* start *
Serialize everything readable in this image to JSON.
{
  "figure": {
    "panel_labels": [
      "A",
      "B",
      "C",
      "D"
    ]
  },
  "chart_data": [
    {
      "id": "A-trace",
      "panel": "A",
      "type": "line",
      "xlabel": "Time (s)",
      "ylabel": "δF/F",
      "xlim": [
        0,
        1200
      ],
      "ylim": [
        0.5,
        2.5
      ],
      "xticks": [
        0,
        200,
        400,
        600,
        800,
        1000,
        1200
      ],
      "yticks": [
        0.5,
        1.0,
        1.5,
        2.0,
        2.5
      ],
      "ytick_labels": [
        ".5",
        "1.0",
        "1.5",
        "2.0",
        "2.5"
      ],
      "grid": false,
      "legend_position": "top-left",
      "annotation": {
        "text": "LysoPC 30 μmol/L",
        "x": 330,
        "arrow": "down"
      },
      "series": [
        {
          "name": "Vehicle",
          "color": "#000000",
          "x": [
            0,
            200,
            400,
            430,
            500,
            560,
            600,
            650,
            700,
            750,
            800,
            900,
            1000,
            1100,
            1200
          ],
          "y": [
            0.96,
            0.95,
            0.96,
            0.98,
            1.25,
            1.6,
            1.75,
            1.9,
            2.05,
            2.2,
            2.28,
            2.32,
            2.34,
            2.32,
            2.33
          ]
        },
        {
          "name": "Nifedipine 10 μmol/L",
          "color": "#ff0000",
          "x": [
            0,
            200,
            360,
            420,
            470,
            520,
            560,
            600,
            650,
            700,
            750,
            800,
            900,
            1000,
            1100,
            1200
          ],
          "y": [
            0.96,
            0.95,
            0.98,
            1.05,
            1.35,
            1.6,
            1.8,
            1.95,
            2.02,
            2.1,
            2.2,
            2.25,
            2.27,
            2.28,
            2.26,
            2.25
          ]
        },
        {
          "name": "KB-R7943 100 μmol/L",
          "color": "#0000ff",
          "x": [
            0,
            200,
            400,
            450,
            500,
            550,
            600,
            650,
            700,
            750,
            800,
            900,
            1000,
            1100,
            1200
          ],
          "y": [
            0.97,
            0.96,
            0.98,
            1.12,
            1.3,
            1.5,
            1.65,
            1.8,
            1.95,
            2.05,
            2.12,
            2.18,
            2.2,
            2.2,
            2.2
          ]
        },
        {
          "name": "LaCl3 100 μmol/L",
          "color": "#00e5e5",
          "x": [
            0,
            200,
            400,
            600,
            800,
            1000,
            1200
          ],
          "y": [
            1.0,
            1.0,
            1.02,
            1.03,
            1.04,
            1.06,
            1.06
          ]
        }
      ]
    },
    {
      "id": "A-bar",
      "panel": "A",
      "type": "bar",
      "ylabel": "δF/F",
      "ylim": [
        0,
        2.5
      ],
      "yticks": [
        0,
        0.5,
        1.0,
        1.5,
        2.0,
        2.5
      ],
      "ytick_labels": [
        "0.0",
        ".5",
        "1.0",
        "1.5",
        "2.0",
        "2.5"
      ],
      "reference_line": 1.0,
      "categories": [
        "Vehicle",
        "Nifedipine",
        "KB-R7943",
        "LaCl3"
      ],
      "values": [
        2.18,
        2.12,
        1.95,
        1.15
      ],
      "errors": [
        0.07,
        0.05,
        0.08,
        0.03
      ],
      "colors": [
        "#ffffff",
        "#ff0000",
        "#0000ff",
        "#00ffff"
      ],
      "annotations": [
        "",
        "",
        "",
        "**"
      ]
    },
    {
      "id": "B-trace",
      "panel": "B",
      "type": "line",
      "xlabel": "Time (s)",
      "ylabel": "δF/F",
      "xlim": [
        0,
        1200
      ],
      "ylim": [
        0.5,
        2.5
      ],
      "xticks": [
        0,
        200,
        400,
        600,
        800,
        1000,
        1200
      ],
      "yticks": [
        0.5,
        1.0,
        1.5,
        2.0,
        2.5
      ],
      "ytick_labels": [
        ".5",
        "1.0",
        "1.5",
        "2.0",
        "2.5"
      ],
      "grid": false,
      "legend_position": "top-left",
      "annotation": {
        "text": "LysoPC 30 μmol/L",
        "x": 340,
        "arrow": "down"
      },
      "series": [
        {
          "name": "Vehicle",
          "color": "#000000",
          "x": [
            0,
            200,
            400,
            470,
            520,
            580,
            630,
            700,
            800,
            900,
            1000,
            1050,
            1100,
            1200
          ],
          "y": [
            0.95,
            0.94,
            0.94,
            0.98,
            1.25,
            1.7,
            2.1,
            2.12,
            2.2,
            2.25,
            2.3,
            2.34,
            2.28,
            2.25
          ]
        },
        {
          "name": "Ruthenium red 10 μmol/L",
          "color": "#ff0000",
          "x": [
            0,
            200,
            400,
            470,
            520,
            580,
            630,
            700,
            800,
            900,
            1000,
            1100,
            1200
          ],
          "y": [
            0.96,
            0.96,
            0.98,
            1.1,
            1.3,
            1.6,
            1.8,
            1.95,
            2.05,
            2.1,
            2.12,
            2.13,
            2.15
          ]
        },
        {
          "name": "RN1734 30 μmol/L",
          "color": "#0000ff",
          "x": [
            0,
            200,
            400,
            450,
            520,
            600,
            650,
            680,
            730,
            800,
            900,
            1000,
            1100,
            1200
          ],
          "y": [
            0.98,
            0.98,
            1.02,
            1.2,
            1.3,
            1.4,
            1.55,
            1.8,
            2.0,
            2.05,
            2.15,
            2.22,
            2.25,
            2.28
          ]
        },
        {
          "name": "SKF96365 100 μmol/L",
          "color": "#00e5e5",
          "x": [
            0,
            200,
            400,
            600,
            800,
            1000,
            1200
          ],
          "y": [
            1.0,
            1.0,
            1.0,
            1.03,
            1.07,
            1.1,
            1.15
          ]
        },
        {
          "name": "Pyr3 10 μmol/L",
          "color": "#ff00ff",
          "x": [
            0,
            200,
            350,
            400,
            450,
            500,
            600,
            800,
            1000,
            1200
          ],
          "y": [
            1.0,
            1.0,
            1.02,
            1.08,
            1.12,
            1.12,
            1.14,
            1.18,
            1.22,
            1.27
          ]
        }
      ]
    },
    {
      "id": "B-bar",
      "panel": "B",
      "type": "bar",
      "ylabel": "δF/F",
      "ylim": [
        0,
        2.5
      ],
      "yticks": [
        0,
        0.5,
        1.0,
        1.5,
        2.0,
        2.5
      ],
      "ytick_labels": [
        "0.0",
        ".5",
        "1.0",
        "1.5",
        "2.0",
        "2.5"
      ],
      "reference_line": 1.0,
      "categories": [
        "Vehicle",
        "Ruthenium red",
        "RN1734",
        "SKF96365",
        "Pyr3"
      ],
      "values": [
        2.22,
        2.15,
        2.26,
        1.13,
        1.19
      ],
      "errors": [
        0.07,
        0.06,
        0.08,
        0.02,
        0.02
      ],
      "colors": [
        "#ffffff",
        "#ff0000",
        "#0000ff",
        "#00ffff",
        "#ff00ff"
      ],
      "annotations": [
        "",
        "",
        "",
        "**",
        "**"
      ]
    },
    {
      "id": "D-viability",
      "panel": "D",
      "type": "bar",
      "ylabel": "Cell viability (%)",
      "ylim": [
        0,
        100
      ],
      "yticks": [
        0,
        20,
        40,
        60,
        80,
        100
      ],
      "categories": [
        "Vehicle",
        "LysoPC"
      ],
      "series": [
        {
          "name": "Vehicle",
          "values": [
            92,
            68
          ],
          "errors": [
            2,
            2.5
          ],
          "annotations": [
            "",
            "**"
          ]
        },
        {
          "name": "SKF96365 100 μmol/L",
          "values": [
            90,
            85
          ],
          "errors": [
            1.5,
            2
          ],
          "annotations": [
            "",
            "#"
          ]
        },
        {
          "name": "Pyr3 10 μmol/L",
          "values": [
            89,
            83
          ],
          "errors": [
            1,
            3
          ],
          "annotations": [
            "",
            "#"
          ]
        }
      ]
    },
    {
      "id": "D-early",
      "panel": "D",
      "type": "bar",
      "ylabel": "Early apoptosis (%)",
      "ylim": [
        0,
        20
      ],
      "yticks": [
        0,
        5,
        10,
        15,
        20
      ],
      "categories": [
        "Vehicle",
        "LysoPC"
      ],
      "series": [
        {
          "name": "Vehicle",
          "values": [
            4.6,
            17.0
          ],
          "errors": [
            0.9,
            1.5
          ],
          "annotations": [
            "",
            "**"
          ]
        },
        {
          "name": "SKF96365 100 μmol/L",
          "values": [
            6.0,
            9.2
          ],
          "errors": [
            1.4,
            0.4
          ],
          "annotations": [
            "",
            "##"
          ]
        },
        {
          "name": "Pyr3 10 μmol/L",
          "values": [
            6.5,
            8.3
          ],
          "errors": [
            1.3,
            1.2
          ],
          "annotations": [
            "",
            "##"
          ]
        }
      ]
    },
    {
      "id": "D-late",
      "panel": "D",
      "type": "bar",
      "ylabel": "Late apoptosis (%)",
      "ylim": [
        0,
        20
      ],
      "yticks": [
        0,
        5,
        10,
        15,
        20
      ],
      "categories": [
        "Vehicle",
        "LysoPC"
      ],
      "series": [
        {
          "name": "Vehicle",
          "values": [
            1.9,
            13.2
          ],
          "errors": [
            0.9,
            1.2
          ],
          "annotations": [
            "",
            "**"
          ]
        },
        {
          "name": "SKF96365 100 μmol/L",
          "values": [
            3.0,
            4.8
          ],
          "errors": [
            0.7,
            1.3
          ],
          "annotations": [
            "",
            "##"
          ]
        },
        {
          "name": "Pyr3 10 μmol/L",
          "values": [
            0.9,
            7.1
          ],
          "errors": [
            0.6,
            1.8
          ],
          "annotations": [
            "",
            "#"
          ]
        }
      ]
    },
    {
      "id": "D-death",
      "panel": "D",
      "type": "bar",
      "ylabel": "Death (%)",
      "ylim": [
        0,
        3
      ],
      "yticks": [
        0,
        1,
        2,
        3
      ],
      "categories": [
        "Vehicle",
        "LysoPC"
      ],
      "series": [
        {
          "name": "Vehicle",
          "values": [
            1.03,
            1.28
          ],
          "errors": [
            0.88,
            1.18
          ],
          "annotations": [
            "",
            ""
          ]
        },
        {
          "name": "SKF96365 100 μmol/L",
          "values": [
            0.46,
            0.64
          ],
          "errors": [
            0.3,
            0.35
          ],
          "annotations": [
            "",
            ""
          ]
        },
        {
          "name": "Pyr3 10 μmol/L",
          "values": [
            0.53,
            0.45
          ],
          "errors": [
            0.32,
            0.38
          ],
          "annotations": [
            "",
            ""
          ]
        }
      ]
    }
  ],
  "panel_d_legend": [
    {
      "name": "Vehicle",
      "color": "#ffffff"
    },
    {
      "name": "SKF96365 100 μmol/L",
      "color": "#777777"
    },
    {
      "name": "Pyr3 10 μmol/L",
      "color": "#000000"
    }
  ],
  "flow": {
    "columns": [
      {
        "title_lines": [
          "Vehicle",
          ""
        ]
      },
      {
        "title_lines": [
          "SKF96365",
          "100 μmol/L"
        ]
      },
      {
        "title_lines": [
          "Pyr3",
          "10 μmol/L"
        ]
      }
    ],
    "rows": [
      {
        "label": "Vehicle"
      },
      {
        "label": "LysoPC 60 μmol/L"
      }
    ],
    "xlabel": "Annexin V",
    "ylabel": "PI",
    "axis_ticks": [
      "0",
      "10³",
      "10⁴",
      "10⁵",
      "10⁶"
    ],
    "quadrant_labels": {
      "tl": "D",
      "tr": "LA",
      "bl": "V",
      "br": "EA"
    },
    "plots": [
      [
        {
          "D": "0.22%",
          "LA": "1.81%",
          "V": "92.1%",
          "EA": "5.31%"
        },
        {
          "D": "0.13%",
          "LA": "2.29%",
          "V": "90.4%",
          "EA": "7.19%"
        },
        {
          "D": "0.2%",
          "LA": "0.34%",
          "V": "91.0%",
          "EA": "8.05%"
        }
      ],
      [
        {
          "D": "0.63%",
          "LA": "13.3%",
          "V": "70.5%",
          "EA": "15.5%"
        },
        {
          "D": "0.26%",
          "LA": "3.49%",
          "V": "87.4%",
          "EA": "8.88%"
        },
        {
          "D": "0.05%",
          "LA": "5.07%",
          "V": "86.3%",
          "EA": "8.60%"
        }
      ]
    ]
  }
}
* end *
_Directions for this task_
Which lines hold the word "Ruthenium"? Show each one.

_Solution for this task_
          "name": "Ruthenium red 10 μmol/L",
        "Ruthenium red",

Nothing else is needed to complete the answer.